## [What needs to be done]
Only the number is wanted: how many lines of these entries contain the word "Taman"?

┄┄┄┄┄┄┄┄┄┄┄┄┄┄┄┄┄┄┄┄

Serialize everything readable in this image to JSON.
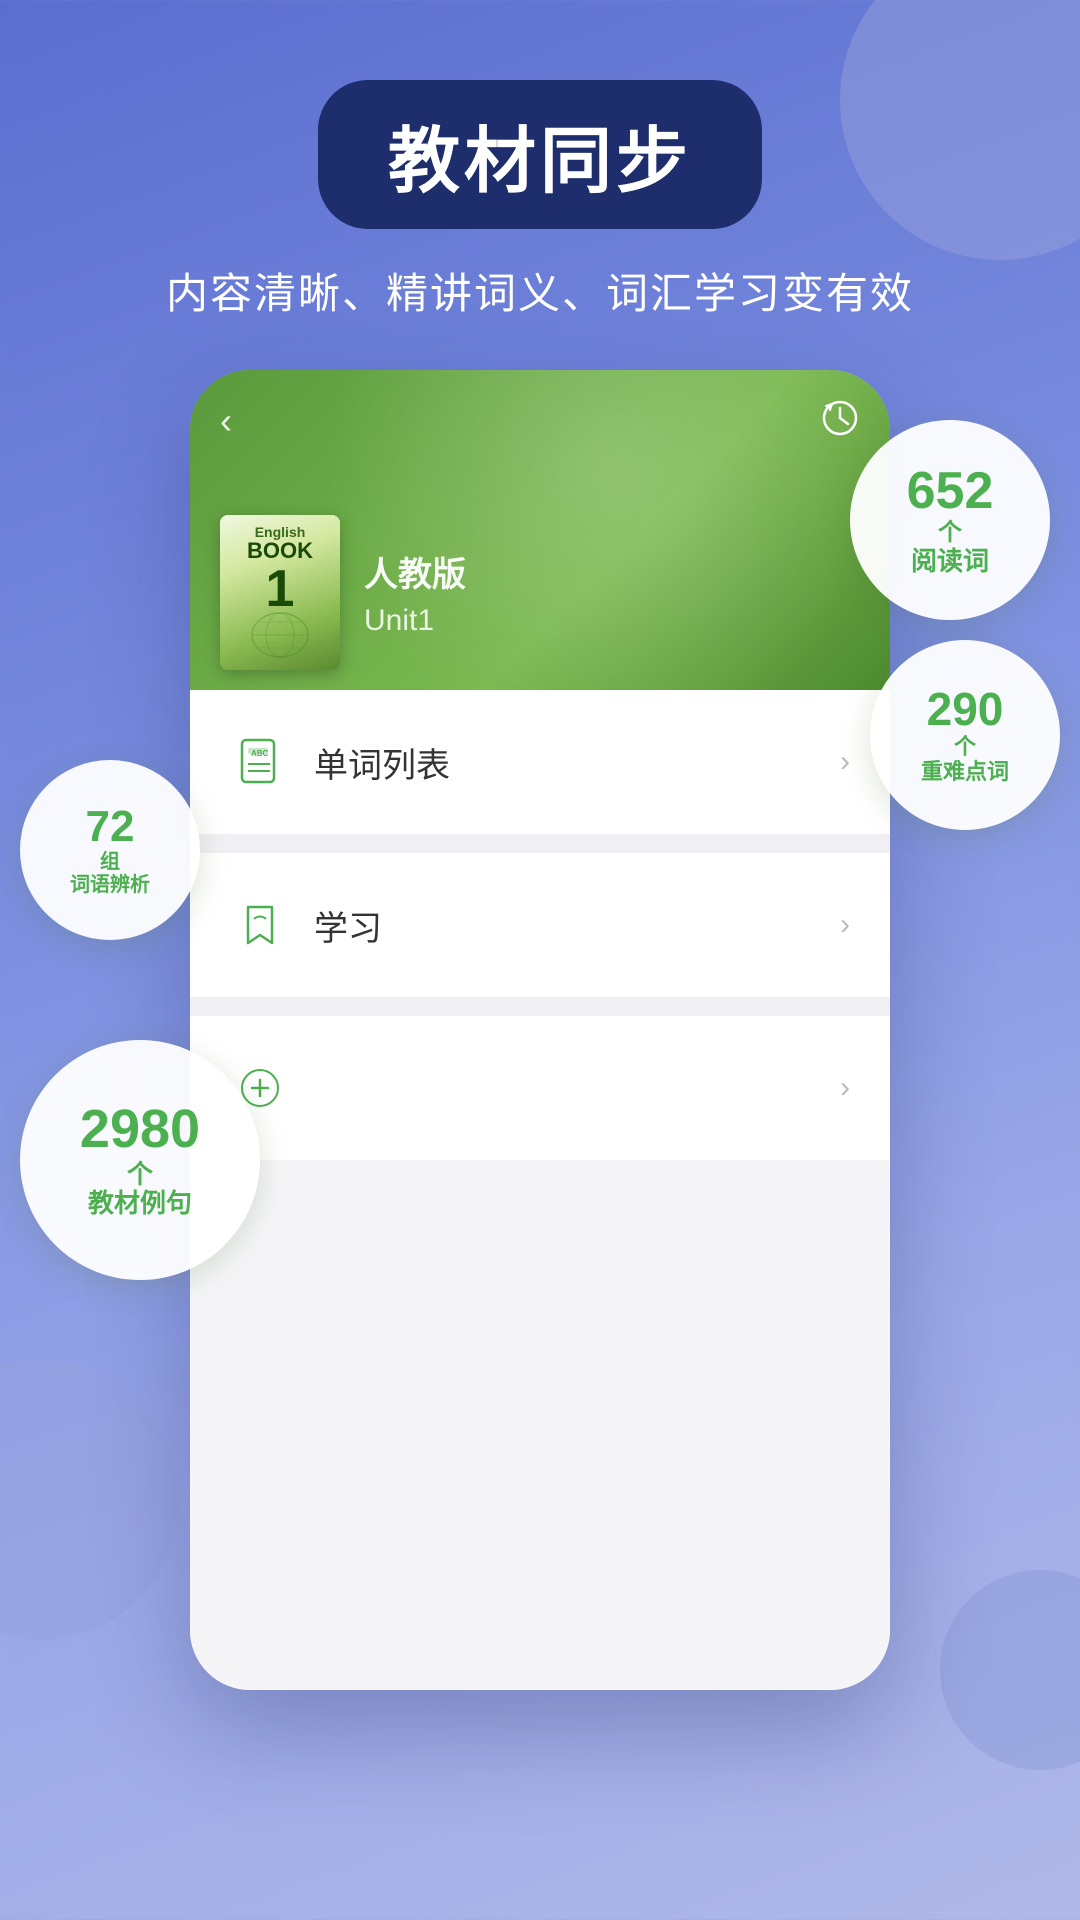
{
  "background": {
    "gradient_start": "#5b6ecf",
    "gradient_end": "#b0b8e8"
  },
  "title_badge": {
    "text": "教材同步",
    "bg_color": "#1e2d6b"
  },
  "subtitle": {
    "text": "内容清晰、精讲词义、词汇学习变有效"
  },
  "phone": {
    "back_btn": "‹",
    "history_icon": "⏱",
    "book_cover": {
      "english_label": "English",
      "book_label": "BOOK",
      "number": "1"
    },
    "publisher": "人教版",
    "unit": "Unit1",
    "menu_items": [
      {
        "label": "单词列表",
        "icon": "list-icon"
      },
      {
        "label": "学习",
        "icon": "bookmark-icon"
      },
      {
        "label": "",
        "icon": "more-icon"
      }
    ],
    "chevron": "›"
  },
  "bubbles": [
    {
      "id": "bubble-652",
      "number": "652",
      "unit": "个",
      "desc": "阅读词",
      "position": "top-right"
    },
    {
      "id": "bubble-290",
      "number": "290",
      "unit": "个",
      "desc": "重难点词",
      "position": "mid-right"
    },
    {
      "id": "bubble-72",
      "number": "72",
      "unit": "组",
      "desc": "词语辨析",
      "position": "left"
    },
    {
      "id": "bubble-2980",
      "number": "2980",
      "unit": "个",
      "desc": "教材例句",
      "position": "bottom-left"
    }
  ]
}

┄┄┄┄┄┄┄┄┄┄┄┄┄┄┄┄┄┄┄┄

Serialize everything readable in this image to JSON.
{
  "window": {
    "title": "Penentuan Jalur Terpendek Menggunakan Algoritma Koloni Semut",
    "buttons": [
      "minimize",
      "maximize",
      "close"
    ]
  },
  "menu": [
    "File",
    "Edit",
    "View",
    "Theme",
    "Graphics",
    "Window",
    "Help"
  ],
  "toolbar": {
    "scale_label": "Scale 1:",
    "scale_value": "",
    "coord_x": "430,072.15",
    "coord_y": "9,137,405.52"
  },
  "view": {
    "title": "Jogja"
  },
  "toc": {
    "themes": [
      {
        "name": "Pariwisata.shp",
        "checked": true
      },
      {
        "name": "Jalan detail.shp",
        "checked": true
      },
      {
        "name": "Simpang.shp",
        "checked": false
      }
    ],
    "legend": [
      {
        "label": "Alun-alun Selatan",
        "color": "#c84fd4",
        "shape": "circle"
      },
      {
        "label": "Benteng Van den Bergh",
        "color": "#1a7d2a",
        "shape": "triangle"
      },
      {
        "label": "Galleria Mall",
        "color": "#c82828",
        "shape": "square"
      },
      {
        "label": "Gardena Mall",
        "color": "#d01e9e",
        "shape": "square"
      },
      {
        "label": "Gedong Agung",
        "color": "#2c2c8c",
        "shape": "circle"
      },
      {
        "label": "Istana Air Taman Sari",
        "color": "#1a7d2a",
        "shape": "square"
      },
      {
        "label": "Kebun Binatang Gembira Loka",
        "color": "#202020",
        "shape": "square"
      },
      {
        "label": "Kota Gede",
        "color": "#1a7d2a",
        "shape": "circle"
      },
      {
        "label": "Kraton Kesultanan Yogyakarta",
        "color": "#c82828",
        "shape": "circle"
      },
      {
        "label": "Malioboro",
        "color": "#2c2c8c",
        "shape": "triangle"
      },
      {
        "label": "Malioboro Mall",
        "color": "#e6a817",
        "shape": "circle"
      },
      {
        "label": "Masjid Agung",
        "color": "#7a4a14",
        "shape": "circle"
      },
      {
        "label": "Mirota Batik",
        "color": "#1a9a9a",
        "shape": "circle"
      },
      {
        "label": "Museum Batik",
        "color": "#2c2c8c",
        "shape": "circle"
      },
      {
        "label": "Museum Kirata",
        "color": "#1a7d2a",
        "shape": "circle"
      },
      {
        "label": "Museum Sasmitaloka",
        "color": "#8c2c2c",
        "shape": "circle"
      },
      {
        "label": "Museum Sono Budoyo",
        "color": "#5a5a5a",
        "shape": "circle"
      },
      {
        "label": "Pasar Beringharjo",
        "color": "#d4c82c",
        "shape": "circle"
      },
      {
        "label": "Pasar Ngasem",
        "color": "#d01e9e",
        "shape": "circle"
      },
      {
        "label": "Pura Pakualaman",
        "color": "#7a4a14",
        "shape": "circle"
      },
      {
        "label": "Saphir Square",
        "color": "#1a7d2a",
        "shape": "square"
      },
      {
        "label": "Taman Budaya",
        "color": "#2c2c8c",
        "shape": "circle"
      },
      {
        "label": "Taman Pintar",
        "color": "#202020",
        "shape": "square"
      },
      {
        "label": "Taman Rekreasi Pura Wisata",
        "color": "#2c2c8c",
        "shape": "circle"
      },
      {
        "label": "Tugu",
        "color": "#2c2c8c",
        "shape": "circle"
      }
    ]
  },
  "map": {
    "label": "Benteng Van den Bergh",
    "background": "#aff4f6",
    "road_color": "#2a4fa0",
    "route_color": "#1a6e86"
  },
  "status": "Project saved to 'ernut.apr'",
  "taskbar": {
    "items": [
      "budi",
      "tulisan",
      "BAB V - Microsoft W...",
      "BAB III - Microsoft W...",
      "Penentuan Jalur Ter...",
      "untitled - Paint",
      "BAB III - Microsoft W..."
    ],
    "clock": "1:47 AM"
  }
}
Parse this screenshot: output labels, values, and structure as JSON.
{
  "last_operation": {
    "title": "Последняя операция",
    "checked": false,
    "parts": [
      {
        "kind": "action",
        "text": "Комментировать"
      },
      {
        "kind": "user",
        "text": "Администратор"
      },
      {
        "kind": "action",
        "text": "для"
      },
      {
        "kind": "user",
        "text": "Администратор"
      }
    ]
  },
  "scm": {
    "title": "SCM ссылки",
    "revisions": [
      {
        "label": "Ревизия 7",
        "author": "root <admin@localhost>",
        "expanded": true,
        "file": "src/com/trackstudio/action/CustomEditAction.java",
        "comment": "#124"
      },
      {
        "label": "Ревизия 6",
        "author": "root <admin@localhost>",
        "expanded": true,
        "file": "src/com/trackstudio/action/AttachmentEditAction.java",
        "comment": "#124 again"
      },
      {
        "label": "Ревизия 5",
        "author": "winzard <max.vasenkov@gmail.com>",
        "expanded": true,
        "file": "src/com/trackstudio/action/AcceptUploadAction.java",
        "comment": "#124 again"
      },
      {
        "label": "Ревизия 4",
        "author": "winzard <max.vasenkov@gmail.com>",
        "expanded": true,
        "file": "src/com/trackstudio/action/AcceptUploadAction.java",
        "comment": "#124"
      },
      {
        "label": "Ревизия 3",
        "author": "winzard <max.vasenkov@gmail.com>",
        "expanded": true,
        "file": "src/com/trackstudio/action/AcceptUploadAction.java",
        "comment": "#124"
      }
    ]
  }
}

┄┄┄┄┄┄┄┄┄┄┄┄┄┄┄┄┄┄┄┄

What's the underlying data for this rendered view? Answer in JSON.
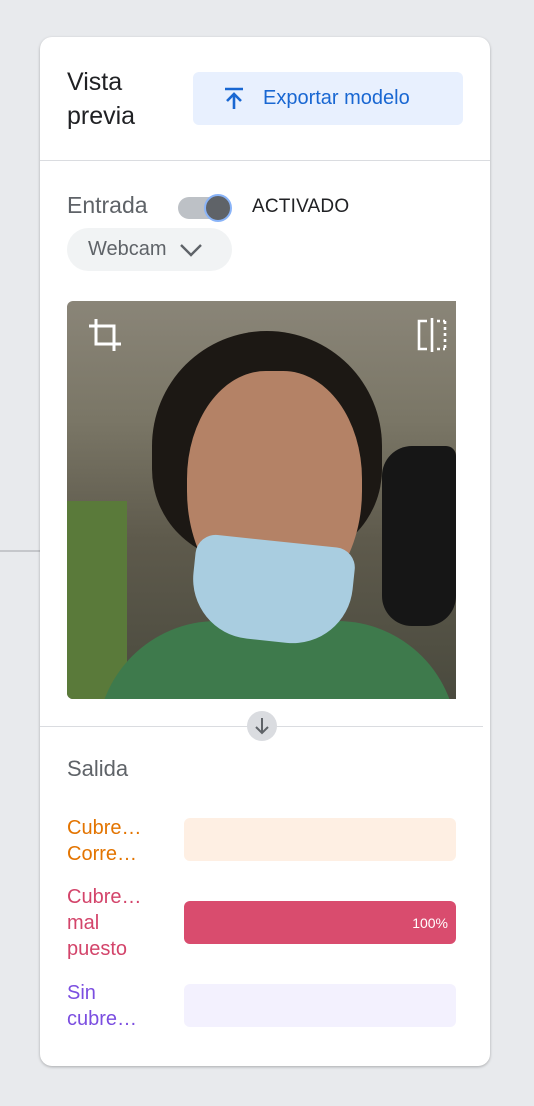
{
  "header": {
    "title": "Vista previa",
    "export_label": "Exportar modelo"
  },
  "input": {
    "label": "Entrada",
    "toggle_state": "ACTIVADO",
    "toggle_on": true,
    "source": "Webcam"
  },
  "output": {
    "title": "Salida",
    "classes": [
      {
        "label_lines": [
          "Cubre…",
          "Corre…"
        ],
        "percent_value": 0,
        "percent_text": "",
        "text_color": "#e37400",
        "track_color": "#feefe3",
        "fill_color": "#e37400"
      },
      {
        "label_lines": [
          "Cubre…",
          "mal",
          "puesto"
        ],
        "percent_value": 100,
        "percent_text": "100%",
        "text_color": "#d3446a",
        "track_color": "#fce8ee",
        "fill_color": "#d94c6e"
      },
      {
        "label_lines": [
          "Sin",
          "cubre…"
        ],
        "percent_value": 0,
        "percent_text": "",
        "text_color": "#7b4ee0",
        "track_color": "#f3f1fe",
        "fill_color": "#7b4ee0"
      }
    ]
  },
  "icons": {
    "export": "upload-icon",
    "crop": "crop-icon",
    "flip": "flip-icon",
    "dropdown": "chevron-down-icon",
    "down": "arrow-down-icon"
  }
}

┄┄┄┄┄┄┄┄┄┄┄┄┄┄┄┄┄┄┄┄

## [Answer to the exercise]
4